**Task directions**: Write the records out again, precisely as they stand.

**Dataset**:
================
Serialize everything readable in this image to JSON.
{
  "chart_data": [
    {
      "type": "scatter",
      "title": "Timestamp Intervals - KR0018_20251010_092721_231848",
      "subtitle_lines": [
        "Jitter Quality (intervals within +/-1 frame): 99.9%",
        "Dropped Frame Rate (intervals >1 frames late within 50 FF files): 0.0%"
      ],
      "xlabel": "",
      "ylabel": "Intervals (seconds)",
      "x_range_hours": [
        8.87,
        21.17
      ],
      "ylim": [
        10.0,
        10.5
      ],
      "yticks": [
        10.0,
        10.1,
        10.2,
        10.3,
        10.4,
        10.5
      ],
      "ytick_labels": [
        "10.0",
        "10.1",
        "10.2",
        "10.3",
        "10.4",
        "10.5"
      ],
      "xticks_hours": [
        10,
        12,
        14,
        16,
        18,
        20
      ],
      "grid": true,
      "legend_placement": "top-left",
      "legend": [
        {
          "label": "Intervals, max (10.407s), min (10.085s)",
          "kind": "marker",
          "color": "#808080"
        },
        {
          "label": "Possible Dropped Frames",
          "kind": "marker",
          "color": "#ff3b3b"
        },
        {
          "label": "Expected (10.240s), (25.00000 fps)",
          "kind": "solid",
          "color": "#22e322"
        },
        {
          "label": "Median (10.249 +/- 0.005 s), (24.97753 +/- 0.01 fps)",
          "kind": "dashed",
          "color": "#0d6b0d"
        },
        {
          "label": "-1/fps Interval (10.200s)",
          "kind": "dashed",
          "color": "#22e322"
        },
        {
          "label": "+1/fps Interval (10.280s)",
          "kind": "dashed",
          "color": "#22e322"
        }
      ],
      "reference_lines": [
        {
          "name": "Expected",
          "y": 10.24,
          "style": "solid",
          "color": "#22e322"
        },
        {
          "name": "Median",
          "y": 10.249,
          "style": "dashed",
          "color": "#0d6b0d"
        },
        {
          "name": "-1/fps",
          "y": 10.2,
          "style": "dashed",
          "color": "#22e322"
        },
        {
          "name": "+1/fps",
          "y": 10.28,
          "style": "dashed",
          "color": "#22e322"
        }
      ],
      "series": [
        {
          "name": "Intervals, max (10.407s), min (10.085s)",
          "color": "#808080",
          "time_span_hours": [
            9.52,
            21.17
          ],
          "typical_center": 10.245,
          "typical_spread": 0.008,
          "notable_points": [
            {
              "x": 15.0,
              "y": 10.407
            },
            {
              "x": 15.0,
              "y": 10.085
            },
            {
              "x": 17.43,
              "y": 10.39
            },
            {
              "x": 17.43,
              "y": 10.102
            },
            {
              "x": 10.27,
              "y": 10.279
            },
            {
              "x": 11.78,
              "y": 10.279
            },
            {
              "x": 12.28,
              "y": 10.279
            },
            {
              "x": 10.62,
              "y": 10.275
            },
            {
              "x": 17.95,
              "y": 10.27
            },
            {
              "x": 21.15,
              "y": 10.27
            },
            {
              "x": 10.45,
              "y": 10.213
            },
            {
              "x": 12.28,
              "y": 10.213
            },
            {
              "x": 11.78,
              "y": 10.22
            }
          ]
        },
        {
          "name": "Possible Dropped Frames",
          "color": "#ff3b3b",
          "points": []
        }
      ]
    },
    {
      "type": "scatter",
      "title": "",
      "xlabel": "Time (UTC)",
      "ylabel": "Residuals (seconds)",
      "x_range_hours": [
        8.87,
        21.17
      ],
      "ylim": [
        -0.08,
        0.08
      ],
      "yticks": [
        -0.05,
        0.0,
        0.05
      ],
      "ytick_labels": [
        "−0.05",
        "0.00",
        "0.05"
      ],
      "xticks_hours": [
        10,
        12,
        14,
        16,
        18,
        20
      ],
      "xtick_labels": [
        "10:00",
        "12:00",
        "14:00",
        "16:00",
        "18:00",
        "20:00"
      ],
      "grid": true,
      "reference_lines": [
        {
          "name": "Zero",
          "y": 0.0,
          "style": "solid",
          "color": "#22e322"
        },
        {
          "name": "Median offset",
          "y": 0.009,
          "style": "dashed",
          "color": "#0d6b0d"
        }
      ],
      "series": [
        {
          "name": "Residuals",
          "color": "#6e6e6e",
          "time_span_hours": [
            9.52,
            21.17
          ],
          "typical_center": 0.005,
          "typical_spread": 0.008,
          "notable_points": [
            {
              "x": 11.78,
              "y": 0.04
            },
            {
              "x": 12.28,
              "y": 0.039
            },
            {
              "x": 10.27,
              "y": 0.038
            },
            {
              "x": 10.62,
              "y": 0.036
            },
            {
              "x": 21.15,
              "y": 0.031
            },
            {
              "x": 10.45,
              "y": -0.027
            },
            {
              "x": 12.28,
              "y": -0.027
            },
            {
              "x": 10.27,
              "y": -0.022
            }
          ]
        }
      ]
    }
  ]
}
================
**Problem solution**:
Serialize everything readable in this image to JSON.
{
  "chart_data": [
    {
      "type": "scatter",
      "title": "Timestamp Intervals - KR0018_20251010_092721_231848",
      "subtitle_lines": [
        "Jitter Quality (intervals within +/-1 frame): 99.9%",
        "Dropped Frame Rate (intervals >1 frames late within 50 FF files): 0.0%"
      ],
      "xlabel": "",
      "ylabel": "Intervals (seconds)",
      "x_range_hours": [
        8.87,
        21.17
      ],
      "ylim": [
        10.0,
        10.5
      ],
      "yticks": [
        10.0,
        10.1,
        10.2,
        10.3,
        10.4,
        10.5
      ],
      "ytick_labels": [
        "10.0",
        "10.1",
        "10.2",
        "10.3",
        "10.4",
        "10.5"
      ],
      "xticks_hours": [
        10,
        12,
        14,
        16,
        18,
        20
      ],
      "grid": true,
      "legend_placement": "top-left",
      "legend": [
        {
          "label": "Intervals, max (10.407s), min (10.085s)",
          "kind": "marker",
          "color": "#808080"
        },
        {
          "label": "Possible Dropped Frames",
          "kind": "marker",
          "color": "#ff3b3b"
        },
        {
          "label": "Expected (10.240s), (25.00000 fps)",
          "kind": "solid",
          "color": "#22e322"
        },
        {
          "label": "Median (10.249 +/- 0.005 s), (24.97753 +/- 0.01 fps)",
          "kind": "dashed",
          "color": "#0d6b0d"
        },
        {
          "label": "-1/fps Interval (10.200s)",
          "kind": "dashed",
          "color": "#22e322"
        },
        {
          "label": "+1/fps Interval (10.280s)",
          "kind": "dashed",
          "color": "#22e322"
        }
      ],
      "reference_lines": [
        {
          "name": "Expected",
          "y": 10.24,
          "style": "solid",
          "color": "#22e322"
        },
        {
          "name": "Median",
          "y": 10.249,
          "style": "dashed",
          "color": "#0d6b0d"
        },
        {
          "name": "-1/fps",
          "y": 10.2,
          "style": "dashed",
          "color": "#22e322"
        },
        {
          "name": "+1/fps",
          "y": 10.28,
          "style": "dashed",
          "color": "#22e322"
        }
      ],
      "series": [
        {
          "name": "Intervals, max (10.407s), min (10.085s)",
          "color": "#808080",
          "time_span_hours": [
            9.52,
            21.17
          ],
          "typical_center": 10.245,
          "typical_spread": 0.008,
          "notable_points": [
            {
              "x": 15.0,
              "y": 10.407
            },
            {
              "x": 15.0,
              "y": 10.085
            },
            {
              "x": 17.43,
              "y": 10.39
            },
            {
              "x": 17.43,
              "y": 10.102
            },
            {
              "x": 10.27,
              "y": 10.279
            },
            {
              "x": 11.78,
              "y": 10.279
            },
            {
              "x": 12.28,
              "y": 10.279
            },
            {
              "x": 10.62,
              "y": 10.275
            },
            {
              "x": 17.95,
              "y": 10.27
            },
            {
              "x": 21.15,
              "y": 10.27
            },
            {
              "x": 10.45,
              "y": 10.213
            },
            {
              "x": 12.28,
              "y": 10.213
            },
            {
              "x": 11.78,
              "y": 10.22
            }
          ]
        },
        {
          "name": "Possible Dropped Frames",
          "color": "#ff3b3b",
          "points": []
        }
      ]
    },
    {
      "type": "scatter",
      "title": "",
      "xlabel": "Time (UTC)",
      "ylabel": "Residuals (seconds)",
      "x_range_hours": [
        8.87,
        21.17
      ],
      "ylim": [
        -0.08,
        0.08
      ],
      "yticks": [
        -0.05,
        0.0,
        0.05
      ],
      "ytick_labels": [
        "−0.05",
        "0.00",
        "0.05"
      ],
      "xticks_hours": [
        10,
        12,
        14,
        16,
        18,
        20
      ],
      "xtick_labels": [
        "10:00",
        "12:00",
        "14:00",
        "16:00",
        "18:00",
        "20:00"
      ],
      "grid": true,
      "reference_lines": [
        {
          "name": "Zero",
          "y": 0.0,
          "style": "solid",
          "color": "#22e322"
        },
        {
          "name": "Median offset",
          "y": 0.009,
          "style": "dashed",
          "color": "#0d6b0d"
        }
      ],
      "series": [
        {
          "name": "Residuals",
          "color": "#6e6e6e",
          "time_span_hours": [
            9.52,
            21.17
          ],
          "typical_center": 0.005,
          "typical_spread": 0.008,
          "notable_points": [
            {
              "x": 11.78,
              "y": 0.04
            },
            {
              "x": 12.28,
              "y": 0.039
            },
            {
              "x": 10.27,
              "y": 0.038
            },
            {
              "x": 10.62,
              "y": 0.036
            },
            {
              "x": 21.15,
              "y": 0.031
            },
            {
              "x": 10.45,
              "y": -0.027
            },
            {
              "x": 12.28,
              "y": -0.027
            },
            {
              "x": 10.27,
              "y": -0.022
            }
          ]
        }
      ]
    }
  ]
}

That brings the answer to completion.